▶ Given request
Repeat the listing in full, word for word.

··· Information supplied ···

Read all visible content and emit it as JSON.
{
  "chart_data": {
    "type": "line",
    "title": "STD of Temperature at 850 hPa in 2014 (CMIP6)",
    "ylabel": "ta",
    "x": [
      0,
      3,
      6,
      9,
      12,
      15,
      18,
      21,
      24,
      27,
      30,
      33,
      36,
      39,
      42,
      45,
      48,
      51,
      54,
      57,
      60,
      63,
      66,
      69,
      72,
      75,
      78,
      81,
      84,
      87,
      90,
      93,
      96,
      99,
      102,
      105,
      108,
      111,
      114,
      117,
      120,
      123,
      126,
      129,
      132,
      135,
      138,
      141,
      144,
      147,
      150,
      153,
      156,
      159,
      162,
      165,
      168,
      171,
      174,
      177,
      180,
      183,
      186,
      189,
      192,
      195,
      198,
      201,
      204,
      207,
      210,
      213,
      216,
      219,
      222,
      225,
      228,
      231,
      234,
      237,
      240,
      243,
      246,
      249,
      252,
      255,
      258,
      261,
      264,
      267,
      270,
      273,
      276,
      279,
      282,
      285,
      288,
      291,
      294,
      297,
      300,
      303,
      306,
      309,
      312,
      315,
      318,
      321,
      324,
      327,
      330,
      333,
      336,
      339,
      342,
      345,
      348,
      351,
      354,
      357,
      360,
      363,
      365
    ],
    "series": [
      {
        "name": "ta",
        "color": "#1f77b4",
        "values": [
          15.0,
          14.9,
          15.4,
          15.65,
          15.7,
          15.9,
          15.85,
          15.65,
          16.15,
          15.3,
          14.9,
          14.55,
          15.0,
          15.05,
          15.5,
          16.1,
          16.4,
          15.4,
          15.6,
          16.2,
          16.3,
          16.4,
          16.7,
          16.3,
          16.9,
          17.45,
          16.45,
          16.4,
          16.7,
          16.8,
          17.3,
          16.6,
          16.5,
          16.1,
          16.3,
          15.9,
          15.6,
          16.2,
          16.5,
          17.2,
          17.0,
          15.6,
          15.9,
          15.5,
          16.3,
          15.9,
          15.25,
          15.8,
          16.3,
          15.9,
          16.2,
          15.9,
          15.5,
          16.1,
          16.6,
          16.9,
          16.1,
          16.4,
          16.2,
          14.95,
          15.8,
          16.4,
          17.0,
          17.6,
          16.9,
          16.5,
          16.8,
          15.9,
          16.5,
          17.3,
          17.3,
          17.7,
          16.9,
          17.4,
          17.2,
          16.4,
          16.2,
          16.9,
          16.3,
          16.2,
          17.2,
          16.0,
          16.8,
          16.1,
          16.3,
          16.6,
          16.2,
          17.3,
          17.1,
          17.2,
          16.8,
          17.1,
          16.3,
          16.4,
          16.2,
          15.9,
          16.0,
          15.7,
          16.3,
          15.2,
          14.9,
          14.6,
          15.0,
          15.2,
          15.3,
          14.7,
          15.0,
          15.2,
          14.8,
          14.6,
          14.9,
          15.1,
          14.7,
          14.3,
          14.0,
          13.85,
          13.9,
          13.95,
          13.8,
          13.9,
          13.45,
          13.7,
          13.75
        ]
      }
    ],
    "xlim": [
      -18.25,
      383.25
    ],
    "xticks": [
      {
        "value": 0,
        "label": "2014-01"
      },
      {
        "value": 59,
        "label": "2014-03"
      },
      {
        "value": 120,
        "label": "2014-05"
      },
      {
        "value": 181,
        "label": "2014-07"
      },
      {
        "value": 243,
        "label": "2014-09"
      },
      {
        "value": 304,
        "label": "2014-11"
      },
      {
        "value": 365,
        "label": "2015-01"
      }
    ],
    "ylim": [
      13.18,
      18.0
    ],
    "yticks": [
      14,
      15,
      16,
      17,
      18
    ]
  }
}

···

▶ Task result
Read all visible content and emit it as JSON.
{
  "chart_data": {
    "type": "line",
    "title": "STD of Temperature at 850 hPa in 2014 (CMIP6)",
    "ylabel": "ta",
    "x": [
      0,
      3,
      6,
      9,
      12,
      15,
      18,
      21,
      24,
      27,
      30,
      33,
      36,
      39,
      42,
      45,
      48,
      51,
      54,
      57,
      60,
      63,
      66,
      69,
      72,
      75,
      78,
      81,
      84,
      87,
      90,
      93,
      96,
      99,
      102,
      105,
      108,
      111,
      114,
      117,
      120,
      123,
      126,
      129,
      132,
      135,
      138,
      141,
      144,
      147,
      150,
      153,
      156,
      159,
      162,
      165,
      168,
      171,
      174,
      177,
      180,
      183,
      186,
      189,
      192,
      195,
      198,
      201,
      204,
      207,
      210,
      213,
      216,
      219,
      222,
      225,
      228,
      231,
      234,
      237,
      240,
      243,
      246,
      249,
      252,
      255,
      258,
      261,
      264,
      267,
      270,
      273,
      276,
      279,
      282,
      285,
      288,
      291,
      294,
      297,
      300,
      303,
      306,
      309,
      312,
      315,
      318,
      321,
      324,
      327,
      330,
      333,
      336,
      339,
      342,
      345,
      348,
      351,
      354,
      357,
      360,
      363,
      365
    ],
    "series": [
      {
        "name": "ta",
        "color": "#1f77b4",
        "values": [
          15.0,
          14.9,
          15.4,
          15.65,
          15.7,
          15.9,
          15.85,
          15.65,
          16.15,
          15.3,
          14.9,
          14.55,
          15.0,
          15.05,
          15.5,
          16.1,
          16.4,
          15.4,
          15.6,
          16.2,
          16.3,
          16.4,
          16.7,
          16.3,
          16.9,
          17.45,
          16.45,
          16.4,
          16.7,
          16.8,
          17.3,
          16.6,
          16.5,
          16.1,
          16.3,
          15.9,
          15.6,
          16.2,
          16.5,
          17.2,
          17.0,
          15.6,
          15.9,
          15.5,
          16.3,
          15.9,
          15.25,
          15.8,
          16.3,
          15.9,
          16.2,
          15.9,
          15.5,
          16.1,
          16.6,
          16.9,
          16.1,
          16.4,
          16.2,
          14.95,
          15.8,
          16.4,
          17.0,
          17.6,
          16.9,
          16.5,
          16.8,
          15.9,
          16.5,
          17.3,
          17.3,
          17.7,
          16.9,
          17.4,
          17.2,
          16.4,
          16.2,
          16.9,
          16.3,
          16.2,
          17.2,
          16.0,
          16.8,
          16.1,
          16.3,
          16.6,
          16.2,
          17.3,
          17.1,
          17.2,
          16.8,
          17.1,
          16.3,
          16.4,
          16.2,
          15.9,
          16.0,
          15.7,
          16.3,
          15.2,
          14.9,
          14.6,
          15.0,
          15.2,
          15.3,
          14.7,
          15.0,
          15.2,
          14.8,
          14.6,
          14.9,
          15.1,
          14.7,
          14.3,
          14.0,
          13.85,
          13.9,
          13.95,
          13.8,
          13.9,
          13.45,
          13.7,
          13.75
        ]
      }
    ],
    "xlim": [
      -18.25,
      383.25
    ],
    "xticks": [
      {
        "value": 0,
        "label": "2014-01"
      },
      {
        "value": 59,
        "label": "2014-03"
      },
      {
        "value": 120,
        "label": "2014-05"
      },
      {
        "value": 181,
        "label": "2014-07"
      },
      {
        "value": 243,
        "label": "2014-09"
      },
      {
        "value": 304,
        "label": "2014-11"
      },
      {
        "value": 365,
        "label": "2015-01"
      }
    ],
    "ylim": [
      13.18,
      18.0
    ],
    "yticks": [
      14,
      15,
      16,
      17,
      18
    ]
  }
}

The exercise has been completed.